EXERCISE GOAL:
Filter for the word "content" and keep each matching line.

***

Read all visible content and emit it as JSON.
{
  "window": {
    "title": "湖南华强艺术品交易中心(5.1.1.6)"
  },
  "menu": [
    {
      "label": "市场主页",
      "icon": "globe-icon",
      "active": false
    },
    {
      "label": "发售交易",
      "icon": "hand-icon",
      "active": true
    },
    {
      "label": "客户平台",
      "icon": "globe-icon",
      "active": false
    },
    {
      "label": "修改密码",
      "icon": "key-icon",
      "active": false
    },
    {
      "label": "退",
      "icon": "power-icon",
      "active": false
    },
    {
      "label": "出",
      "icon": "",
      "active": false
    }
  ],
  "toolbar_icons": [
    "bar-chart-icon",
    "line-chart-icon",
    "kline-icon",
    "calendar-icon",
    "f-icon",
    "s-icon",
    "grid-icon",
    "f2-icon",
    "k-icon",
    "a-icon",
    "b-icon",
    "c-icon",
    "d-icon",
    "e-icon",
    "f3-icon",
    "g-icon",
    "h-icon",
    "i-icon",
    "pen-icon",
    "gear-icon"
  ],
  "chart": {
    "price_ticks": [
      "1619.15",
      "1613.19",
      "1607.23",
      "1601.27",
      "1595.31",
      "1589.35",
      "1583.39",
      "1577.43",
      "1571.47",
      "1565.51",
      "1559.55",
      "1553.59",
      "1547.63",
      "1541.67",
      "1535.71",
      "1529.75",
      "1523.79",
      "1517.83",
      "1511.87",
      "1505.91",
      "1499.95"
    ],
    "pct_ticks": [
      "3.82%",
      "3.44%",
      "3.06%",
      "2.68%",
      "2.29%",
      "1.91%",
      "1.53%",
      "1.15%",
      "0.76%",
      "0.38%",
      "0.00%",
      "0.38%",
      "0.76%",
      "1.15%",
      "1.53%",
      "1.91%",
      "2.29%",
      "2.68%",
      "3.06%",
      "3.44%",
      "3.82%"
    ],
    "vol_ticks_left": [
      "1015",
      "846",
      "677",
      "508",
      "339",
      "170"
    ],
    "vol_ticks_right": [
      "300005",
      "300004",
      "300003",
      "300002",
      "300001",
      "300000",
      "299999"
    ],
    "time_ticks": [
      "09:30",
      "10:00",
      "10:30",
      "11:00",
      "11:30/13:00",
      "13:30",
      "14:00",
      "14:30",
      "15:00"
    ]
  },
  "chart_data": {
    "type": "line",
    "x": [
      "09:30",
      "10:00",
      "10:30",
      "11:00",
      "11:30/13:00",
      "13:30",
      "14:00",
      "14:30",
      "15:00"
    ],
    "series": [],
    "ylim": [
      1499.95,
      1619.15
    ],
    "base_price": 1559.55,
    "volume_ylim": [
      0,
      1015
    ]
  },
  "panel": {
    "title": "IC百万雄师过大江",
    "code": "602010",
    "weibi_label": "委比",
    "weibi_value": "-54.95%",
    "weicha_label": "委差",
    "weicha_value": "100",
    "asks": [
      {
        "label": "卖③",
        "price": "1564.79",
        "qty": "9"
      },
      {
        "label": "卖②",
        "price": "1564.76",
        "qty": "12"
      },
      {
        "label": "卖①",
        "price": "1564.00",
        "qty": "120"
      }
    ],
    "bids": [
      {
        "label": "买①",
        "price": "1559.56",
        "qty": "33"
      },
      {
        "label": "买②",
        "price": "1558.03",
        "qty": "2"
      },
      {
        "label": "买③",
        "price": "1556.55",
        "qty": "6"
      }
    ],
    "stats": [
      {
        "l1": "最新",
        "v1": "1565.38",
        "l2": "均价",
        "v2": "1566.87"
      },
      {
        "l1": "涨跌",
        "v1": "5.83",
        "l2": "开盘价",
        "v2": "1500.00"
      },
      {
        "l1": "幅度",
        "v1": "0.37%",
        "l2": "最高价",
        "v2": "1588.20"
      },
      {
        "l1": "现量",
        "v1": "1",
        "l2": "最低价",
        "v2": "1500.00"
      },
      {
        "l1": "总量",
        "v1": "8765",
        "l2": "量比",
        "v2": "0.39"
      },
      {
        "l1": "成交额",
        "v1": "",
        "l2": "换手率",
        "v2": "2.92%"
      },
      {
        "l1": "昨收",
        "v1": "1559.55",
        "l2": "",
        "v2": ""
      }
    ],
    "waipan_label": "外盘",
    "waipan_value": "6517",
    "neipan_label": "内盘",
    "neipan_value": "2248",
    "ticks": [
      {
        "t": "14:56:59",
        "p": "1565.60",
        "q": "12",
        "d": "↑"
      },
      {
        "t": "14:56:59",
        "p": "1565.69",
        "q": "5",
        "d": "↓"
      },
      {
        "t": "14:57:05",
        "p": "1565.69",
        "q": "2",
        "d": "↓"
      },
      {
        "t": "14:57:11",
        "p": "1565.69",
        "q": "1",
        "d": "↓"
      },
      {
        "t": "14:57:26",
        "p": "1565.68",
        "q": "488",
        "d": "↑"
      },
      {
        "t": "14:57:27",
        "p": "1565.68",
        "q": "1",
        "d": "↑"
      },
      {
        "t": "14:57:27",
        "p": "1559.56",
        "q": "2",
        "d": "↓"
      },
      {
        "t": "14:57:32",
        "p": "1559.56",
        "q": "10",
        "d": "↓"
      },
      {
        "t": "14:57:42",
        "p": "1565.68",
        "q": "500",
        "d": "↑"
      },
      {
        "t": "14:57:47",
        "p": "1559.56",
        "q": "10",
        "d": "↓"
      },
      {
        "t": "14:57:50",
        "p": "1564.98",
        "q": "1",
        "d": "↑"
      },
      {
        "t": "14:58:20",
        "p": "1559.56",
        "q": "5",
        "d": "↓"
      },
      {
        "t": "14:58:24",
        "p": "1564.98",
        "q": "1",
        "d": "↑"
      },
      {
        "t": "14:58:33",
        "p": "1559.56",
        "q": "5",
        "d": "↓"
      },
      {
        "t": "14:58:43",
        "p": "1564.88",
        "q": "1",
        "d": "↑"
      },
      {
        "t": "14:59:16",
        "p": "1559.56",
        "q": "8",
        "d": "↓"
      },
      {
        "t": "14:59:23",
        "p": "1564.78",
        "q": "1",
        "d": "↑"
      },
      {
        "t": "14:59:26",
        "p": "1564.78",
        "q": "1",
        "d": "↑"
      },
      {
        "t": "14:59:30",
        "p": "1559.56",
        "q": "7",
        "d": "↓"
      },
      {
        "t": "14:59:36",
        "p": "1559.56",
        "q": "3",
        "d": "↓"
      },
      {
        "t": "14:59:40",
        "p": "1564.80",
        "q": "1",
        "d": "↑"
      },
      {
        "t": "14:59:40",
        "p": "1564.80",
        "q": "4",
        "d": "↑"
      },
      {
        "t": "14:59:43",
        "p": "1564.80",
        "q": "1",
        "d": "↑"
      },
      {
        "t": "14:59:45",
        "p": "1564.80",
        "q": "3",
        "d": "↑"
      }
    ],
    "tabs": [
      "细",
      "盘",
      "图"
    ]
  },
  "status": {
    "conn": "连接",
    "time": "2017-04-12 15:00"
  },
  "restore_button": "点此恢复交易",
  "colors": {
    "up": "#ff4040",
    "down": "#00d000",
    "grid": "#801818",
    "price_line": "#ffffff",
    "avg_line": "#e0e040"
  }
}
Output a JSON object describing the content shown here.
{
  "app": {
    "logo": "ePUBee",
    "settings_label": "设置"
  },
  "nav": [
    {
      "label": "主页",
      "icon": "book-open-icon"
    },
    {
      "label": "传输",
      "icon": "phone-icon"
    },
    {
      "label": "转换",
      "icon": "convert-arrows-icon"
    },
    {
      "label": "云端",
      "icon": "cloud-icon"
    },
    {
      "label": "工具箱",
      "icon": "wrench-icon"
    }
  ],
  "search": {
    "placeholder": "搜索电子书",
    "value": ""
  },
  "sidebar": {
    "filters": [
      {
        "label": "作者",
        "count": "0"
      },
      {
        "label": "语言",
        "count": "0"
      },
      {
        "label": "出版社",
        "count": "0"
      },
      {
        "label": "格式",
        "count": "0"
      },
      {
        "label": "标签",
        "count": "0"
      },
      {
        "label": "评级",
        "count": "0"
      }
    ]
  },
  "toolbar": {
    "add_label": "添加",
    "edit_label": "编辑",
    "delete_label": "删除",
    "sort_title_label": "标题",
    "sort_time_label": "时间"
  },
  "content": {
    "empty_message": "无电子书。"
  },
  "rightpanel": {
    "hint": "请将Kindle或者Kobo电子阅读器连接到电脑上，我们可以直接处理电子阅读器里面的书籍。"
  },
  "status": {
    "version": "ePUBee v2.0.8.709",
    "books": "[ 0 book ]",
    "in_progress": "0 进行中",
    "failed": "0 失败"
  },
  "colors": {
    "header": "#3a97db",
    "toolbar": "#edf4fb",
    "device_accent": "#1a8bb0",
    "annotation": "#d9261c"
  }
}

***

REPLY TO THE EXERCISE:
Read all visible content and emit it as JSON.
Output a JSON object describing the content shown here.
  "content": {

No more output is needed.